▸ **Exercise task**: Retype all of the data exactly as given.

▸ **Records shown**:
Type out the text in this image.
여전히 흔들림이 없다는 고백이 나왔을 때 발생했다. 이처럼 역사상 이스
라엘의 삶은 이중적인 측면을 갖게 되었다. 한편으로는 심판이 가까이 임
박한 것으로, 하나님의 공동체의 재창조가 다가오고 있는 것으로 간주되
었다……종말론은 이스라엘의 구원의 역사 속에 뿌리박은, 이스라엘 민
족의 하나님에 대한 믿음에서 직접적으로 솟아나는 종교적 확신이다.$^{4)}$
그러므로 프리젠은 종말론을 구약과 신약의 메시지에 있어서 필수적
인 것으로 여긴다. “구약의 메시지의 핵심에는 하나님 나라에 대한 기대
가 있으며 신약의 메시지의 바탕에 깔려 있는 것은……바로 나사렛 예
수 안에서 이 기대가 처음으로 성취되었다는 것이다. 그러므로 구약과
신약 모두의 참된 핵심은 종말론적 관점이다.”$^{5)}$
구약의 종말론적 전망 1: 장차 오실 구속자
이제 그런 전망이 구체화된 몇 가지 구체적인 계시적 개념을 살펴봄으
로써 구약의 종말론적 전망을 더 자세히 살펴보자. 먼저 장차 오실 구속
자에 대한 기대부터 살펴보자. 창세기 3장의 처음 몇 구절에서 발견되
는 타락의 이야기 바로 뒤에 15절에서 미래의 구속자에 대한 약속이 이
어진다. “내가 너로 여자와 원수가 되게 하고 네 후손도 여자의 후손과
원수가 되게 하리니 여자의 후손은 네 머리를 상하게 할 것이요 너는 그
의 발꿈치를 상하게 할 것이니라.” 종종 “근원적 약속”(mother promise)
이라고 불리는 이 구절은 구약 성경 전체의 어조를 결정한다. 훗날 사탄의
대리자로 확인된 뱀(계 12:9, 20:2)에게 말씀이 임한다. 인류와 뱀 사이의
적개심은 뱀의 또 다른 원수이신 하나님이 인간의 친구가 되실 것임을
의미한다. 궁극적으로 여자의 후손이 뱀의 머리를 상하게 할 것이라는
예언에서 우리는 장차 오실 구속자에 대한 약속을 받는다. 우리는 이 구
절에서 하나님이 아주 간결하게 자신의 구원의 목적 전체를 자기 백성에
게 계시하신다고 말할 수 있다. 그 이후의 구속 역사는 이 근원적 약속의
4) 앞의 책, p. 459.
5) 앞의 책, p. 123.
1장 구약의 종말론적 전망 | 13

▸ **Final answer**:
Type out the text in this image.
여전히 흔들림이 없다는 고백이 나왔을 때 발생했다. 이처럼 역사상 이스
라엘의 삶은 이중적인 측면을 갖게 되었다. 한편으로는 심판이 가까이 임
박한 것으로, 하나님의 공동체의 재창조가 다가오고 있는 것으로 간주되
었다……종말론은 이스라엘의 구원의 역사 속에 뿌리박은, 이스라엘 민
족의 하나님에 대한 믿음에서 직접적으로 솟아나는 종교적 확신이다.$^{4)}$
그러므로 프리젠은 종말론을 구약과 신약의 메시지에 있어서 필수적
인 것으로 여긴다. “구약의 메시지의 핵심에는 하나님 나라에 대한 기대
가 있으며 신약의 메시지의 바탕에 깔려 있는 것은……바로 나사렛 예
수 안에서 이 기대가 처음으로 성취되었다는 것이다. 그러므로 구약과
신약 모두의 참된 핵심은 종말론적 관점이다.”$^{5)}$
구약의 종말론적 전망 1: 장차 오실 구속자
이제 그런 전망이 구체화된 몇 가지 구체적인 계시적 개념을 살펴봄으
로써 구약의 종말론적 전망을 더 자세히 살펴보자. 먼저 장차 오실 구속
자에 대한 기대부터 살펴보자. 창세기 3장의 처음 몇 구절에서 발견되
는 타락의 이야기 바로 뒤에 15절에서 미래의 구속자에 대한 약속이 이
어진다. “내가 너로 여자와 원수가 되게 하고 네 후손도 여자의 후손과
원수가 되게 하리니 여자의 후손은 네 머리를 상하게 할 것이요 너는 그
의 발꿈치를 상하게 할 것이니라.” 종종 “근원적 약속”(mother promise)
이라고 불리는 이 구절은 구약 성경 전체의 어조를 결정한다. 훗날 사탄의
대리자로 확인된 뱀(계 12:9, 20:2)에게 말씀이 임한다. 인류와 뱀 사이의
적개심은 뱀의 또 다른 원수이신 하나님이 인간의 친구가 되실 것임을
의미한다. 궁극적으로 여자의 후손이 뱀의 머리를 상하게 할 것이라는
예언에서 우리는 장차 오실 구속자에 대한 약속을 받는다. 우리는 이 구
절에서 하나님이 아주 간결하게 자신의 구원의 목적 전체를 자기 백성에
게 계시하신다고 말할 수 있다. 그 이후의 구속 역사는 이 근원적 약속의
4) 앞의 책, p. 459.
5) 앞의 책, p. 123.
1장 구약의 종말론적 전망 | 13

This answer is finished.